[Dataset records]
┌──
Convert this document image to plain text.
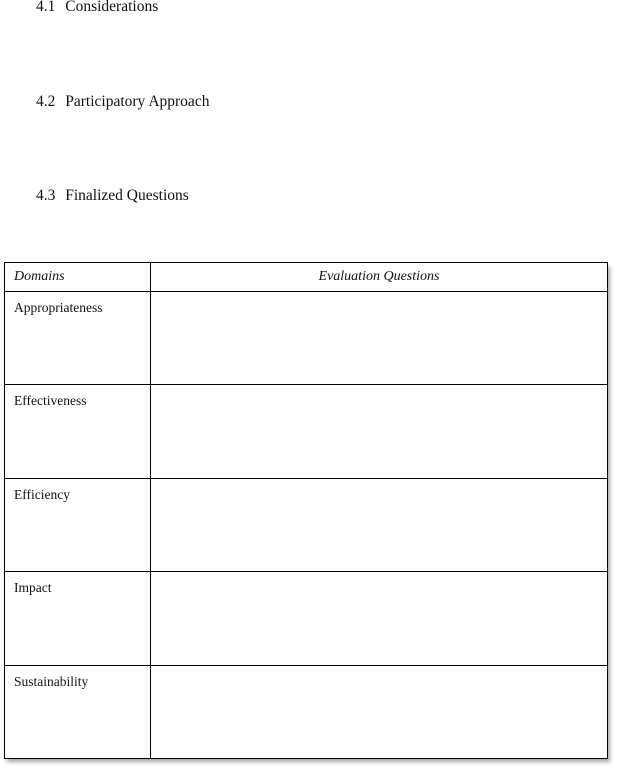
4.1 Considerations
4.2 Participatory Approach
4.3 Finalized Questions
Domains	Evaluation Questions
Appropriateness	
Effectiveness	
Efficiency	
Impact	
Sustainability	
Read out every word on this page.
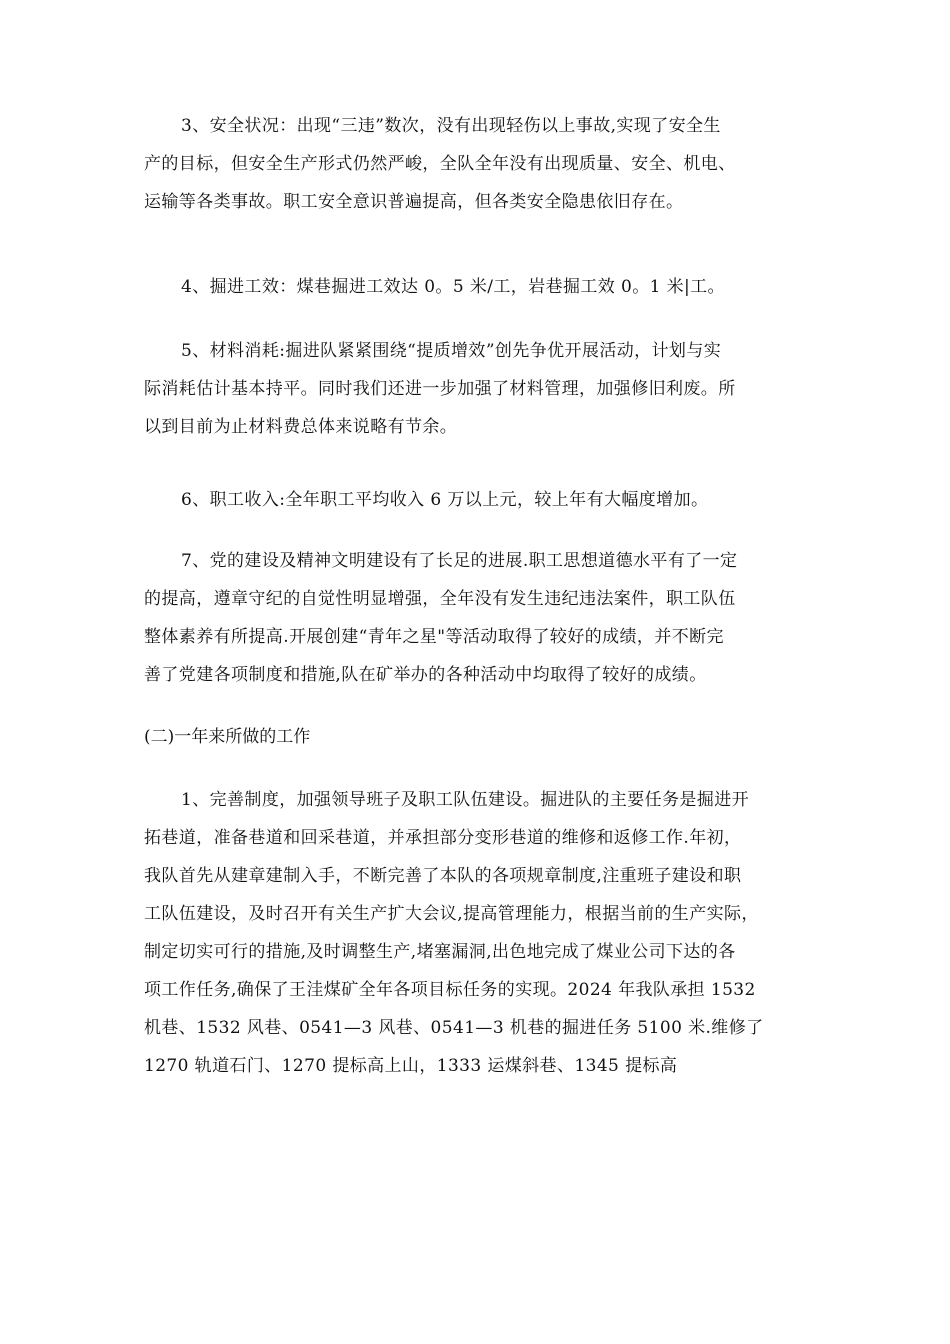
3、安全状况：出现“三违”数次，没有出现轻伤以上事故,实现了安全生
产的目标，但安全生产形式仍然严峻，全队全年没有出现质量、安全、机电、
运输等各类事故。职工安全意识普遍提高，但各类安全隐患依旧存在。
4、掘进工效：煤巷掘进工效达 0。5 米/工，岩巷掘工效 0。1 米|工。
5、材料消耗:掘进队紧紧围绕“提质增效”创先争优开展活动，计划与实
际消耗估计基本持平。同时我们还进一步加强了材料管理，加强修旧利废。所
以到目前为止材料费总体来说略有节余。
6、职工收入:全年职工平均收入 6 万以上元，较上年有大幅度增加。
7、党的建设及精神文明建设有了长足的进展.职工思想道德水平有了一定
的提高，遵章守纪的自觉性明显增强，全年没有发生违纪违法案件，职工队伍
整体素养有所提高.开展创建“青年之星"等活动取得了较好的成绩，并不断完
善了党建各项制度和措施,队在矿举办的各种活动中均取得了较好的成绩。
(二)一年来所做的工作
1、完善制度，加强领导班子及职工队伍建设。掘进队的主要任务是掘进开
拓巷道，准备巷道和回采巷道，并承担部分变形巷道的维修和返修工作.年初，
我队首先从建章建制入手，不断完善了本队的各项规章制度,注重班子建设和职
工队伍建设，及时召开有关生产扩大会议,提高管理能力，根据当前的生产实际，
制定切实可行的措施,及时调整生产,堵塞漏洞,出色地完成了煤业公司下达的各
项工作任务,确保了王洼煤矿全年各项目标任务的实现。2024 年我队承担 1532
机巷、1532 风巷、0541—3 风巷、0541—3 机巷的掘进任务 5100 米.维修了
1270 轨道石门、1270 提标高上山，1333 运煤斜巷、1345 提标高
└──
DIRECTIVE →
Restate the records word for word, omitting images.

RESPONSE TO THIS EXERCISE →
Convert this document image to plain text.
4.1 Considerations
4.2 Participatory Approach
4.3 Finalized Questions
Domains	Evaluation Questions
Appropriateness	
Effectiveness	
Efficiency	
Impact	
Sustainability	
Read out every word on this page.
3、安全状况：出现“三违”数次，没有出现轻伤以上事故,实现了安全生
产的目标，但安全生产形式仍然严峻，全队全年没有出现质量、安全、机电、
运输等各类事故。职工安全意识普遍提高，但各类安全隐患依旧存在。
4、掘进工效：煤巷掘进工效达 0。5 米/工，岩巷掘工效 0。1 米|工。
5、材料消耗:掘进队紧紧围绕“提质增效”创先争优开展活动，计划与实
际消耗估计基本持平。同时我们还进一步加强了材料管理，加强修旧利废。所
以到目前为止材料费总体来说略有节余。
6、职工收入:全年职工平均收入 6 万以上元，较上年有大幅度增加。
7、党的建设及精神文明建设有了长足的进展.职工思想道德水平有了一定
的提高，遵章守纪的自觉性明显增强，全年没有发生违纪违法案件，职工队伍
整体素养有所提高.开展创建“青年之星"等活动取得了较好的成绩，并不断完
善了党建各项制度和措施,队在矿举办的各种活动中均取得了较好的成绩。
(二)一年来所做的工作
1、完善制度，加强领导班子及职工队伍建设。掘进队的主要任务是掘进开
拓巷道，准备巷道和回采巷道，并承担部分变形巷道的维修和返修工作.年初，
我队首先从建章建制入手，不断完善了本队的各项规章制度,注重班子建设和职
工队伍建设，及时召开有关生产扩大会议,提高管理能力，根据当前的生产实际，
制定切实可行的措施,及时调整生产,堵塞漏洞,出色地完成了煤业公司下达的各
项工作任务,确保了王洼煤矿全年各项目标任务的实现。2024 年我队承担 1532
机巷、1532 风巷、0541—3 风巷、0541—3 机巷的掘进任务 5100 米.维修了
1270 轨道石门、1270 提标高上山，1333 运煤斜巷、1345 提标高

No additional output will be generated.